• **Extracts from a graphics dataset**:
+-------+

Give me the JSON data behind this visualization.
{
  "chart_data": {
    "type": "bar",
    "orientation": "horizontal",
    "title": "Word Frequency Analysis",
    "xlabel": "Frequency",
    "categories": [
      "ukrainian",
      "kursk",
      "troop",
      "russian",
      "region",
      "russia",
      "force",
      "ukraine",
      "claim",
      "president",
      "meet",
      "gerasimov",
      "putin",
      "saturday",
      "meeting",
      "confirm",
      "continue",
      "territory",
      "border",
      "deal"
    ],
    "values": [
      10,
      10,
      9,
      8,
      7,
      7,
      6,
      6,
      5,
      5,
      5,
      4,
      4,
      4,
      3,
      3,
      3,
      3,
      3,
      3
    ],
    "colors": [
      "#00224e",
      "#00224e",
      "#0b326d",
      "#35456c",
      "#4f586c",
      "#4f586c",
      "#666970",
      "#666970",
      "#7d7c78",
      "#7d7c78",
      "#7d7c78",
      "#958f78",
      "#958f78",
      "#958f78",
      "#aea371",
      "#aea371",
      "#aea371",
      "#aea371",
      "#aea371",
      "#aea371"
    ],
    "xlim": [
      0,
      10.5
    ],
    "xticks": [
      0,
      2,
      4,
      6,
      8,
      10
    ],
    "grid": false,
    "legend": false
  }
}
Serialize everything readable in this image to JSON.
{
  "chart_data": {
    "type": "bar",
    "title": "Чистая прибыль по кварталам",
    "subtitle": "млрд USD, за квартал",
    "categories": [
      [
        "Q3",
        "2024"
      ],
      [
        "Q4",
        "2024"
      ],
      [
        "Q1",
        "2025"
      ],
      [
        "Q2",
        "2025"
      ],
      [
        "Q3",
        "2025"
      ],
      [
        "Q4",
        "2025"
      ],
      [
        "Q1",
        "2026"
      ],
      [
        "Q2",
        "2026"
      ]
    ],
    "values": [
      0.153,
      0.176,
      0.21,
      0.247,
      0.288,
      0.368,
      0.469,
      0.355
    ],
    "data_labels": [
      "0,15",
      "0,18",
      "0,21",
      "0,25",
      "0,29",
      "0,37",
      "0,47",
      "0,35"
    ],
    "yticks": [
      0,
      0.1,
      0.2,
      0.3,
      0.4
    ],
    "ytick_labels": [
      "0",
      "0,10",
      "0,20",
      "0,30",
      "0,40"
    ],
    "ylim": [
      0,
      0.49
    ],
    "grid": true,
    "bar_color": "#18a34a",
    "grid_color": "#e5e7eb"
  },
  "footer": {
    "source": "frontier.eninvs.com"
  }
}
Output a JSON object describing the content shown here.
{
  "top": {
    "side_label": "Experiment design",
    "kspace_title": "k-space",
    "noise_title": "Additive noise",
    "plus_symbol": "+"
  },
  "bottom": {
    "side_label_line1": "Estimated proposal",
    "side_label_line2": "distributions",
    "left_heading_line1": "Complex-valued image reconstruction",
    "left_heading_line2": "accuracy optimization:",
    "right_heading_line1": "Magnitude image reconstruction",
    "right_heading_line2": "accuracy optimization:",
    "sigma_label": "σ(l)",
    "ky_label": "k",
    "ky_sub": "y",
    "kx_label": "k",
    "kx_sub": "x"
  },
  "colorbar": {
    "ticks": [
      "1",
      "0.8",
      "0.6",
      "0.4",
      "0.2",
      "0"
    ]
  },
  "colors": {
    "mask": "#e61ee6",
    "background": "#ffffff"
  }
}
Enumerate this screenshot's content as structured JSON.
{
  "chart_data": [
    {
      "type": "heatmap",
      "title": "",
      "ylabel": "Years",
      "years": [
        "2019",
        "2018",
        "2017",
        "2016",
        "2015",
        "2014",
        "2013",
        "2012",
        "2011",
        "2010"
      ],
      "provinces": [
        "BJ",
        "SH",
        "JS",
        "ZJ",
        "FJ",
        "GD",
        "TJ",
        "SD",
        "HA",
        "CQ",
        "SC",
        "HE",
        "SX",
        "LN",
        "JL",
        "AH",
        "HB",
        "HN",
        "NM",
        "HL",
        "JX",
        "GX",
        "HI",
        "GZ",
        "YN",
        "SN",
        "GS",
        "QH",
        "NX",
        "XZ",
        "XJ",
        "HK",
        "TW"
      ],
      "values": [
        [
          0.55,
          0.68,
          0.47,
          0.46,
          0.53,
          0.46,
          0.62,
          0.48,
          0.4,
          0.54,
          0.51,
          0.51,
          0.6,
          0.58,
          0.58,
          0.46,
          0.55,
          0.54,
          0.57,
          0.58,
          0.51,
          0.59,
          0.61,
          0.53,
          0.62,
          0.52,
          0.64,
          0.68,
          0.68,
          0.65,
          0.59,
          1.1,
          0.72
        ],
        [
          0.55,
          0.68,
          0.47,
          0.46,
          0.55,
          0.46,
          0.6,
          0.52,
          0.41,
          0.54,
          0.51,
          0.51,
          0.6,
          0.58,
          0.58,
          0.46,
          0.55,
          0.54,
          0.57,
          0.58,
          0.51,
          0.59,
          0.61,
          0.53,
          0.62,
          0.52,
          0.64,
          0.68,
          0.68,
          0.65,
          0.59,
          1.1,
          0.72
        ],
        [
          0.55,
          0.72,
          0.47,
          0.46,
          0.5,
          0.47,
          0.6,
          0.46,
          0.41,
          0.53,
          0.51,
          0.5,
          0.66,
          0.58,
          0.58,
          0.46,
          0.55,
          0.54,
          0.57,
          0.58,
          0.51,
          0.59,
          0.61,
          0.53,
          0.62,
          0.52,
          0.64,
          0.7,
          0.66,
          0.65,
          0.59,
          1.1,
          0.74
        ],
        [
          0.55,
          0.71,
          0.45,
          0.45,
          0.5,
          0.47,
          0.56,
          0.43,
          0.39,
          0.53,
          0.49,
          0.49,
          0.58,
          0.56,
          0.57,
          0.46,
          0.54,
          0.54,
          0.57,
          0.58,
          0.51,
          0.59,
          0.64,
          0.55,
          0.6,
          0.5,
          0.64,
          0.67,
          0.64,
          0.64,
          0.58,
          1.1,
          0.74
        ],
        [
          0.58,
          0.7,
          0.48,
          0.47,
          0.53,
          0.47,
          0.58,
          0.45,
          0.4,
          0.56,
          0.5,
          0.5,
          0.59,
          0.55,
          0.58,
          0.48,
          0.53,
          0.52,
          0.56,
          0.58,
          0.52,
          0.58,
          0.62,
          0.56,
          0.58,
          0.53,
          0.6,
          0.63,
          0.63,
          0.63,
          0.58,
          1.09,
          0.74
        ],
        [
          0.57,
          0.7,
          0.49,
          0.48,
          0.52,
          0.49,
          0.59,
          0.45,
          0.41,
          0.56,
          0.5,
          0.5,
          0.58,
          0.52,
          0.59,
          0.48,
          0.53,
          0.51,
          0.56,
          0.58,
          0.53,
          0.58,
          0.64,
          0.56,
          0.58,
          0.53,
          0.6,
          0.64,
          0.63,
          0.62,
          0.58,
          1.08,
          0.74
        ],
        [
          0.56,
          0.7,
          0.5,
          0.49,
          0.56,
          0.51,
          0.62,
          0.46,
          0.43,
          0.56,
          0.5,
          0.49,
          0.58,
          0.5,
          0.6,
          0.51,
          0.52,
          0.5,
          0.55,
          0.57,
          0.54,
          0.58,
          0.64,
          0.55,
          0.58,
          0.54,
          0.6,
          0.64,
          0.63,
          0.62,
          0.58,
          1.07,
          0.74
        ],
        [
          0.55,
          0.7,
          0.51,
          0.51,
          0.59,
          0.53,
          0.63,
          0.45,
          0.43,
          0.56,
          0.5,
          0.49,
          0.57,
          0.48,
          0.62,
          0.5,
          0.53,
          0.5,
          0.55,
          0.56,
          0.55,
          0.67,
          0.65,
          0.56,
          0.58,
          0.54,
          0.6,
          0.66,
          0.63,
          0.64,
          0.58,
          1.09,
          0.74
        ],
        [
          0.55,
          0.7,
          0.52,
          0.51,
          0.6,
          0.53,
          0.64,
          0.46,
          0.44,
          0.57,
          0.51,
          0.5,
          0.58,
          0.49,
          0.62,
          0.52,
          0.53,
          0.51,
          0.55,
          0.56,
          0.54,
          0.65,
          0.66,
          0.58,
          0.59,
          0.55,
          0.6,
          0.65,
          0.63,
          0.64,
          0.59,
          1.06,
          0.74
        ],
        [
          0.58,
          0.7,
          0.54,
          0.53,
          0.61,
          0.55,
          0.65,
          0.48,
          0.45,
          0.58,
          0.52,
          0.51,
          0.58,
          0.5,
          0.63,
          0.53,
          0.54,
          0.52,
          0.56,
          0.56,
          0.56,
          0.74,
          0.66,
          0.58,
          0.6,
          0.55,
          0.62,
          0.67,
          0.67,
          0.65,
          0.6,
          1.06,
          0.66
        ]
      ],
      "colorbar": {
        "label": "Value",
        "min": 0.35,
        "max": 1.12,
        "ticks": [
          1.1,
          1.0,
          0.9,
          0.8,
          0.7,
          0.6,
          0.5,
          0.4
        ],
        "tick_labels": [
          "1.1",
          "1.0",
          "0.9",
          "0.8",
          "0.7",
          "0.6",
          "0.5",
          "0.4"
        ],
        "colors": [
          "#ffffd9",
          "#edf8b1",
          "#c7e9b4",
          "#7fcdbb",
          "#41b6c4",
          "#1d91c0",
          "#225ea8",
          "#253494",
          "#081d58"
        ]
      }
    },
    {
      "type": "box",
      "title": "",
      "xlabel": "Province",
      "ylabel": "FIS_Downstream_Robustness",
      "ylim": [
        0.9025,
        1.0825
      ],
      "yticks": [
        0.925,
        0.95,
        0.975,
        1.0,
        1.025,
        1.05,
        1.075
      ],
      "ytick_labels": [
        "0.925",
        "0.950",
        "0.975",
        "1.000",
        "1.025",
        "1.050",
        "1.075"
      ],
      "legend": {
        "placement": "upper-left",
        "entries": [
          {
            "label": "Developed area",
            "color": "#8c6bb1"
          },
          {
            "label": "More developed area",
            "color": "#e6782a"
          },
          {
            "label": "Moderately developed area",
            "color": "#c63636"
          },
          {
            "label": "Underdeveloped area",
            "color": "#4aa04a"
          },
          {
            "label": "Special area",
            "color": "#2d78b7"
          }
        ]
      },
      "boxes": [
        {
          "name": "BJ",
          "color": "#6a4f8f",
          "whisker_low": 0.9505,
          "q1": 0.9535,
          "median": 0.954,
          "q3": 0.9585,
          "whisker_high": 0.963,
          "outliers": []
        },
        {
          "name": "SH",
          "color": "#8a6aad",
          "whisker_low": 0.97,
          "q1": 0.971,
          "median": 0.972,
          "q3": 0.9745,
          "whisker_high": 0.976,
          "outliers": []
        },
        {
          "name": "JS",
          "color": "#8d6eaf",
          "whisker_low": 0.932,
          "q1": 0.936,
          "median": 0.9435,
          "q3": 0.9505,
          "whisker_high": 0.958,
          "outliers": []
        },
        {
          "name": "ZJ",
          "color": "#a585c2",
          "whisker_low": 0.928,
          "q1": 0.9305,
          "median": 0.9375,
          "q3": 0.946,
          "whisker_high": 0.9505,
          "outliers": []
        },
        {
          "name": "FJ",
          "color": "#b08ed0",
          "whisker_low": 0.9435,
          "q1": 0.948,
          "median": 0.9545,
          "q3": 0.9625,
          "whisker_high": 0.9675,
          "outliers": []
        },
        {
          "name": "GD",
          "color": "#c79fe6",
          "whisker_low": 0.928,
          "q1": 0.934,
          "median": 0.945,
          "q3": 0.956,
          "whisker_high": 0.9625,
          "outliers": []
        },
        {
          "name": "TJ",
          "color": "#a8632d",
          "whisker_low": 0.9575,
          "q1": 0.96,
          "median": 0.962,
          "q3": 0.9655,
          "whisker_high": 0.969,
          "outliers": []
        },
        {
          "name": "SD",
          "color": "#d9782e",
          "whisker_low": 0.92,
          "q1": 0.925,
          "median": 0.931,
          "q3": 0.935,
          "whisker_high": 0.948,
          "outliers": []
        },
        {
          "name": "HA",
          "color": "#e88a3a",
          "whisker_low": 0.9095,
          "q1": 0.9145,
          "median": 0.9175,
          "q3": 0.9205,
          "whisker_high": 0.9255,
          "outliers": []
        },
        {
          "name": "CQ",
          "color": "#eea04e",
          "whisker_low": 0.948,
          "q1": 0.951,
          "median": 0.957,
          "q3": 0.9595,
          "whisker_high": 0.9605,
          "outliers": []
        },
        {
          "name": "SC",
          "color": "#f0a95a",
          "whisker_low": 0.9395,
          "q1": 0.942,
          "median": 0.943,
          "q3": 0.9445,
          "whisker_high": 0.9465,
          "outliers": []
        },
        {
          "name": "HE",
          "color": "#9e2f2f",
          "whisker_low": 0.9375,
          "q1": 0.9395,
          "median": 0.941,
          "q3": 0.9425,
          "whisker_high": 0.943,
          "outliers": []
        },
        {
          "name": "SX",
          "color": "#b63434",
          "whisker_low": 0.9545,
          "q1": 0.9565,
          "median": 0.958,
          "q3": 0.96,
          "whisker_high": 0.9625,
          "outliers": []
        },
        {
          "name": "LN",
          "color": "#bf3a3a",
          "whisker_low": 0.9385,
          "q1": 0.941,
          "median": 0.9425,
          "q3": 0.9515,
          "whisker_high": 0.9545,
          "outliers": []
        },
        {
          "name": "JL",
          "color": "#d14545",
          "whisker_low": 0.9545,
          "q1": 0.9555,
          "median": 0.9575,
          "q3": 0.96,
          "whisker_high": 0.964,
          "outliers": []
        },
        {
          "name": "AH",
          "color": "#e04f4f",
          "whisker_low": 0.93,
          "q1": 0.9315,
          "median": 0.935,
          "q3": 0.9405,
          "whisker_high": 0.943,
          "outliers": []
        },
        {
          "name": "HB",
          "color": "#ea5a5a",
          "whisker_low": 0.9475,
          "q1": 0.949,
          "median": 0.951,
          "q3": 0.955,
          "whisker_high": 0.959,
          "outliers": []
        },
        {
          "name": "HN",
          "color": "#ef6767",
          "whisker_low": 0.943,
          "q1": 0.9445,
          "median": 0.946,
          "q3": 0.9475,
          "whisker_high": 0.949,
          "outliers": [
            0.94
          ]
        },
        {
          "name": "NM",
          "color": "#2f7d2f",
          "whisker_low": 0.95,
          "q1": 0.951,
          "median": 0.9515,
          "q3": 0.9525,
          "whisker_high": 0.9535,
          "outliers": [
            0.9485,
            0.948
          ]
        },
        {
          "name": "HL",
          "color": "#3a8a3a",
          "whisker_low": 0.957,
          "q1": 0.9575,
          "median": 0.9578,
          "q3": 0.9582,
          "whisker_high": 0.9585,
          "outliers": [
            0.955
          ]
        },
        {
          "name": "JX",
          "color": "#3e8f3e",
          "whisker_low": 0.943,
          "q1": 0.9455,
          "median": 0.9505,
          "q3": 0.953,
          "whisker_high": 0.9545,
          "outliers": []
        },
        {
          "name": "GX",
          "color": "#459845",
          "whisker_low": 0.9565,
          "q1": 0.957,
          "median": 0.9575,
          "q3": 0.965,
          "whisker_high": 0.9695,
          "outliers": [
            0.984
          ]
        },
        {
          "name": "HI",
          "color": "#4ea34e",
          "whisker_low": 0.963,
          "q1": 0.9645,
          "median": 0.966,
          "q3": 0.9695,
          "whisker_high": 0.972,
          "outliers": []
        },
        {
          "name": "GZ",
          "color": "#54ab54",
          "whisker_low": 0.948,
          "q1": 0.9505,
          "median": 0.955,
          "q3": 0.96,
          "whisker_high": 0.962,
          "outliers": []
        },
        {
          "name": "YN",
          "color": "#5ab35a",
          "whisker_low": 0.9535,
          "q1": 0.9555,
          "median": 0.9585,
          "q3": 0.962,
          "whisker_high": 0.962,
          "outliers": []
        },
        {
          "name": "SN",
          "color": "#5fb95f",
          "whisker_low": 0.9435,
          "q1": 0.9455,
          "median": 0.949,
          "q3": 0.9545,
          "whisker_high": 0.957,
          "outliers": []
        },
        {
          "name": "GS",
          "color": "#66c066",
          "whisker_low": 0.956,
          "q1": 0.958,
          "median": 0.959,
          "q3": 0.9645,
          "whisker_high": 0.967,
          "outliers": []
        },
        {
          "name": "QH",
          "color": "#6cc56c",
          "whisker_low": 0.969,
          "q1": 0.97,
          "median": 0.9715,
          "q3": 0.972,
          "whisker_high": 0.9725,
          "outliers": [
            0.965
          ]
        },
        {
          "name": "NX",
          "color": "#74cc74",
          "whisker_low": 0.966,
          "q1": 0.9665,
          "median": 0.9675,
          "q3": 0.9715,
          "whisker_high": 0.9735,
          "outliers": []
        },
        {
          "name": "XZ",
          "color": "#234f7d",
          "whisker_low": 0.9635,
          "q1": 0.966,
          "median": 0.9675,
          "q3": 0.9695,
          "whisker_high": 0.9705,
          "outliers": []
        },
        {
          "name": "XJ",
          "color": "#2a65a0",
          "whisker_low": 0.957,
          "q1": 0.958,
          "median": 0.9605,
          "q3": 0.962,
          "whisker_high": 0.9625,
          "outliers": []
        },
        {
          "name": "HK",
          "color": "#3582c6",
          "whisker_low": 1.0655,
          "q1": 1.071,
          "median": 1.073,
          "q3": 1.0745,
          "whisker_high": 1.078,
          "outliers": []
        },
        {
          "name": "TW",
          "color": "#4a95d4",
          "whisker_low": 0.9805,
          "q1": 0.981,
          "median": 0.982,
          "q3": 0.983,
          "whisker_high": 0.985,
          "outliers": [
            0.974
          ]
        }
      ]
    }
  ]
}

+-------+

Copy out every line of the listing that includes the string "ylabel".

      "ylabel": "Years",
      "ylabel": "FIS_Downstream_Robustness",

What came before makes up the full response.